== Data extract ==

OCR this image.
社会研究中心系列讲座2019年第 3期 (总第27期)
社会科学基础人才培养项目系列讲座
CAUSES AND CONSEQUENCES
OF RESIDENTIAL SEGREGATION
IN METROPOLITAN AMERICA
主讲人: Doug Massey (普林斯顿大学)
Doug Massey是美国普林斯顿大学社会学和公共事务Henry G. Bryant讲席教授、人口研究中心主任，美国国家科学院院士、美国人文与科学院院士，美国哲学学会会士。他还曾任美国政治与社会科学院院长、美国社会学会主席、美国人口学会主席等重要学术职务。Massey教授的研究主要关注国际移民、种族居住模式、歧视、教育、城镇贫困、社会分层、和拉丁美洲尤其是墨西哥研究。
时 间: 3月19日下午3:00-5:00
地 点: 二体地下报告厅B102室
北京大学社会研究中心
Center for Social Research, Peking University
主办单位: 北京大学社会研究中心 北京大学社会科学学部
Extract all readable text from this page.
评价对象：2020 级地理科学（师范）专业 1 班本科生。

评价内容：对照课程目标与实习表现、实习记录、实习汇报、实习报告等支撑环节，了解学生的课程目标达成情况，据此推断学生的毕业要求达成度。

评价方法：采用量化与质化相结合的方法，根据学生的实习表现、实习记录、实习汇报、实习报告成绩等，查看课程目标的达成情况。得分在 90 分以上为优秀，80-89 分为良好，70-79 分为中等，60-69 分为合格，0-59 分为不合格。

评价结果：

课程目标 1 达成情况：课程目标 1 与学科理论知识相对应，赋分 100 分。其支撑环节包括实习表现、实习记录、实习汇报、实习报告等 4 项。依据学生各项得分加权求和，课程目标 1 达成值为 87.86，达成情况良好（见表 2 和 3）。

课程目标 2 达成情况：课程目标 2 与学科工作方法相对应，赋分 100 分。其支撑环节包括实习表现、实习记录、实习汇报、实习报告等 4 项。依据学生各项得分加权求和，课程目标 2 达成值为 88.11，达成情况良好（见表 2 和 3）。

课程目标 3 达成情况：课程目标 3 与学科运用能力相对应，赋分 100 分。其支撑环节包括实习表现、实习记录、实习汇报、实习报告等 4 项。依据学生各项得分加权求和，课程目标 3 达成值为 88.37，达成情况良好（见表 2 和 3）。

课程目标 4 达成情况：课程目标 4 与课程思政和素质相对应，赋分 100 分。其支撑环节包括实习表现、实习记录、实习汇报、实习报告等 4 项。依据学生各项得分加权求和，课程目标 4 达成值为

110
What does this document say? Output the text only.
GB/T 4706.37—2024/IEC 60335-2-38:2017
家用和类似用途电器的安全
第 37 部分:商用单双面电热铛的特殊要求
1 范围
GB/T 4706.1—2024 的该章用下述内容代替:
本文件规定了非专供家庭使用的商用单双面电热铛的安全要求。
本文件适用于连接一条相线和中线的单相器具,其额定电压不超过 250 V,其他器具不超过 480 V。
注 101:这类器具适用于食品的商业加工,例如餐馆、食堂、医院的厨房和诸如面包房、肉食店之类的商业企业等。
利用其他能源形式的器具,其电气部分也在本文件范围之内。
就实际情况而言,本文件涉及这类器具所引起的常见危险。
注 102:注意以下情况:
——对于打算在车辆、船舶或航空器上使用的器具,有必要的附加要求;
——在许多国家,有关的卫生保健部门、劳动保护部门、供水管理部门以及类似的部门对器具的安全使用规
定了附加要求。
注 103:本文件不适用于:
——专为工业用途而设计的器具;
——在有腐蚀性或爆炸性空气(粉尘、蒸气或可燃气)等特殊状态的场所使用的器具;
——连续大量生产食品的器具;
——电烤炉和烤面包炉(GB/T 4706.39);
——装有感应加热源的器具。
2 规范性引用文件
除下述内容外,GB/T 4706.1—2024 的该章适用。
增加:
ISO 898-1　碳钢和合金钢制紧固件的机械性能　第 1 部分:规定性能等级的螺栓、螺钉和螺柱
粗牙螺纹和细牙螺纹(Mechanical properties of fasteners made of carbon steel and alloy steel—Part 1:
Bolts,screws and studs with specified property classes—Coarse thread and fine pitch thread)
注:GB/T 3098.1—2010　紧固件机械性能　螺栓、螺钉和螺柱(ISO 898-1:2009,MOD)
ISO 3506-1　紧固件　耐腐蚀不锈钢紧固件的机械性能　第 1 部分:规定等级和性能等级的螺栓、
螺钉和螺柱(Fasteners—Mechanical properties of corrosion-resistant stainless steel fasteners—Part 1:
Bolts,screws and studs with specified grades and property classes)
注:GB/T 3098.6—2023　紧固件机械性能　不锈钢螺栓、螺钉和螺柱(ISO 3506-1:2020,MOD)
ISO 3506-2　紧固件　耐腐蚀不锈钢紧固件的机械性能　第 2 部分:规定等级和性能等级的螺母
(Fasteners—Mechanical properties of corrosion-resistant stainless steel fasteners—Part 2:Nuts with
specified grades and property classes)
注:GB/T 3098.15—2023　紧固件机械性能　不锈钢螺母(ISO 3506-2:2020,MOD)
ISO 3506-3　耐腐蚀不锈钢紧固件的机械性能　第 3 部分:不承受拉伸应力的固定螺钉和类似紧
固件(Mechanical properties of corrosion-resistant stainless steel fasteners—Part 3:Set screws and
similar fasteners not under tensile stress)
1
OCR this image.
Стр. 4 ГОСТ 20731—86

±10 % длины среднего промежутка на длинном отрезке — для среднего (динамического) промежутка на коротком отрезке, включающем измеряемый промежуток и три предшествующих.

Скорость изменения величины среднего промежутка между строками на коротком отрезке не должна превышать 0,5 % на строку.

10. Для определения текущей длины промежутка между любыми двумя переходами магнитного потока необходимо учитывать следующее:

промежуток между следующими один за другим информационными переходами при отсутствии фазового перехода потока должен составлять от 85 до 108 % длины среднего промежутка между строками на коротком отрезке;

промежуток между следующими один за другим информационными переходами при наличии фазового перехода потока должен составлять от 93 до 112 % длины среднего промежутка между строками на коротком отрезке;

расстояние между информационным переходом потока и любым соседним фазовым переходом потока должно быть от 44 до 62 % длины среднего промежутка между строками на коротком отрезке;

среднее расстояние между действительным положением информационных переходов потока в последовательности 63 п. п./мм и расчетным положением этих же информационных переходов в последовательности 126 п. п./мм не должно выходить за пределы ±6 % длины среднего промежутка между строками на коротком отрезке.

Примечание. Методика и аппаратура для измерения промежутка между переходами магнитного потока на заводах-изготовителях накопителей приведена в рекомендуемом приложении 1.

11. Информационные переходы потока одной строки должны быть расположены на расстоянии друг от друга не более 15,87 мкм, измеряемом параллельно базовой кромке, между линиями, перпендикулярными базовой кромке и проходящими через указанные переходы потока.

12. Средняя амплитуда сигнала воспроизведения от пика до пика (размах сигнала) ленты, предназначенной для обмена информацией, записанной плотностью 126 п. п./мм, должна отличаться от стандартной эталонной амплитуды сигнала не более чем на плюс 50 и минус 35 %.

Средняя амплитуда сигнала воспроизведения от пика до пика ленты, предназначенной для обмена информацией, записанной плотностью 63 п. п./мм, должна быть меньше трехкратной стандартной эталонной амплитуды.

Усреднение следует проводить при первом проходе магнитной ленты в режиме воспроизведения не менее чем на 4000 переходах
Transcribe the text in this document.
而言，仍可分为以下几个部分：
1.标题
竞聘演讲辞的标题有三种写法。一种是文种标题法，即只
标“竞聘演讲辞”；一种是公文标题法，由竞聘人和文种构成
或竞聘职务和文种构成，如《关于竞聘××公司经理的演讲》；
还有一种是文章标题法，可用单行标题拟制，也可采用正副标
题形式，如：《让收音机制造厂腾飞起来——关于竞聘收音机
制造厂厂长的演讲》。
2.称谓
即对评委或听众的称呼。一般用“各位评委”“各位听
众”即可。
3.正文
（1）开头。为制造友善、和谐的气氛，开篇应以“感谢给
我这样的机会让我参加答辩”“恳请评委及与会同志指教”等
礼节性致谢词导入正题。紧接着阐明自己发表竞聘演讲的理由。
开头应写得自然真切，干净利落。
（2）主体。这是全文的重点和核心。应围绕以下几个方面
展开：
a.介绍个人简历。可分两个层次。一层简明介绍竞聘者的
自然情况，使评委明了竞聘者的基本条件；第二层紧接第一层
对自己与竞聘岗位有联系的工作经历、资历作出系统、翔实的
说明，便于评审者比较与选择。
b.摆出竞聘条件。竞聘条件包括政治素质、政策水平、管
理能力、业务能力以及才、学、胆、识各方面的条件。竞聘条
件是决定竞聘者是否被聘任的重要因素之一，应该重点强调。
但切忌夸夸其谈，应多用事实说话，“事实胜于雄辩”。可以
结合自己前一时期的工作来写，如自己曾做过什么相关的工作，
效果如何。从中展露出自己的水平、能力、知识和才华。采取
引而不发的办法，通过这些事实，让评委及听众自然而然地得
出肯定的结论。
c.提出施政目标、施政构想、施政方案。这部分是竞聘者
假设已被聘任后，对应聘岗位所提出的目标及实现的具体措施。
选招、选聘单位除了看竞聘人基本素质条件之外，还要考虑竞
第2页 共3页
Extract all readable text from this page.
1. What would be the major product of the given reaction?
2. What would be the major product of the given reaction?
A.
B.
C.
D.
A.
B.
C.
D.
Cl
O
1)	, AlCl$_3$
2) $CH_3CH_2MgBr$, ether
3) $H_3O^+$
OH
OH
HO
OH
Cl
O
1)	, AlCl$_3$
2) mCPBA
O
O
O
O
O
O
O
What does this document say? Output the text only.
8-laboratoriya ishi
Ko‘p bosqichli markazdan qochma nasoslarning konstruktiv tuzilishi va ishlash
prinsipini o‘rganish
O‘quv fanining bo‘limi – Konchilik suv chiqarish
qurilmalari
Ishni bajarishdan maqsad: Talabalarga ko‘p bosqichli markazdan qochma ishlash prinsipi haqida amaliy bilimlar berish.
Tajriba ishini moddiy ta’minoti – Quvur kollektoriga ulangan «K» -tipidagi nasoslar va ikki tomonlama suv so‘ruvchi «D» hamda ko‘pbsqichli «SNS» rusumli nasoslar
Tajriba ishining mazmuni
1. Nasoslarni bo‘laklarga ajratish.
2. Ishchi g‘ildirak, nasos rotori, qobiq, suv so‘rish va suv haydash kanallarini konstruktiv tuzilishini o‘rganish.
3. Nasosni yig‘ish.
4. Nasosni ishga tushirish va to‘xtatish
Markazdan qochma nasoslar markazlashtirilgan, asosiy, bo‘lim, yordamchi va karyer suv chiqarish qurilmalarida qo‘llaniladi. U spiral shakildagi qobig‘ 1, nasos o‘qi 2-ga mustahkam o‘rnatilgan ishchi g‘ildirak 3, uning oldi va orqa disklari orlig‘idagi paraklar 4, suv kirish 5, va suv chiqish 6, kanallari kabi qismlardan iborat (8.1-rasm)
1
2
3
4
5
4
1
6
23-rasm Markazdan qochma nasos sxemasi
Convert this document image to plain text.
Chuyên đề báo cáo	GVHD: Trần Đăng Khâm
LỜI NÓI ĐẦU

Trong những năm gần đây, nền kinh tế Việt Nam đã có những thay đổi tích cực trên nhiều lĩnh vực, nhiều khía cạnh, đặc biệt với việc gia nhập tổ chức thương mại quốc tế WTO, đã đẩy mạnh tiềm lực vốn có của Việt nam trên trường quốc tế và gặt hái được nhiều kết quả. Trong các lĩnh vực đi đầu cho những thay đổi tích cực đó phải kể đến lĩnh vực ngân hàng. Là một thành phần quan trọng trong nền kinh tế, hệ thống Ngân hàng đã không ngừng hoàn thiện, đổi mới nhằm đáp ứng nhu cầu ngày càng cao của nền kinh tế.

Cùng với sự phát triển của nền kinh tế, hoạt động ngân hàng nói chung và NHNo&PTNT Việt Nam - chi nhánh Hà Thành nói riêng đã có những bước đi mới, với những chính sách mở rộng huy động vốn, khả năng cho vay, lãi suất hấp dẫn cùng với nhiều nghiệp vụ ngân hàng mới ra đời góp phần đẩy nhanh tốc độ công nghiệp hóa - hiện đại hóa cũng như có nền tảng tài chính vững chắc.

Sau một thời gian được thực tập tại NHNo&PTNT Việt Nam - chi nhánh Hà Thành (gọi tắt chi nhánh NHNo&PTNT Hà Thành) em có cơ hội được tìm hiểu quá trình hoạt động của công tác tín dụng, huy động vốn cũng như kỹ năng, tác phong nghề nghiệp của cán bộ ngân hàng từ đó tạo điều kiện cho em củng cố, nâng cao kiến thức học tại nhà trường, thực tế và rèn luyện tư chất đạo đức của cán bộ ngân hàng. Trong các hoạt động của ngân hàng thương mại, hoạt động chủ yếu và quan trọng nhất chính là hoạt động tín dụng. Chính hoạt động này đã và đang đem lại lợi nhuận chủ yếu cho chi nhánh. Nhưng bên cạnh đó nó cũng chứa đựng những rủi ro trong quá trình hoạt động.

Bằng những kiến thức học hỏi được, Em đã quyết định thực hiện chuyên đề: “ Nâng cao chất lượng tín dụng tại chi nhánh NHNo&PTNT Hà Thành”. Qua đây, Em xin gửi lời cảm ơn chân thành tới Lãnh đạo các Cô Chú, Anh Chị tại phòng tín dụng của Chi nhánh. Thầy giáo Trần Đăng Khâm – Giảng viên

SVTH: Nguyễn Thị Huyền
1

===

Extract from the material all lines containing the string "specified".

Bolts,screws and studs with specified property classes—Coarse thread and fine pitch thread)
Bolts,screws and studs with specified grades and property classes)
specified grades and property classes)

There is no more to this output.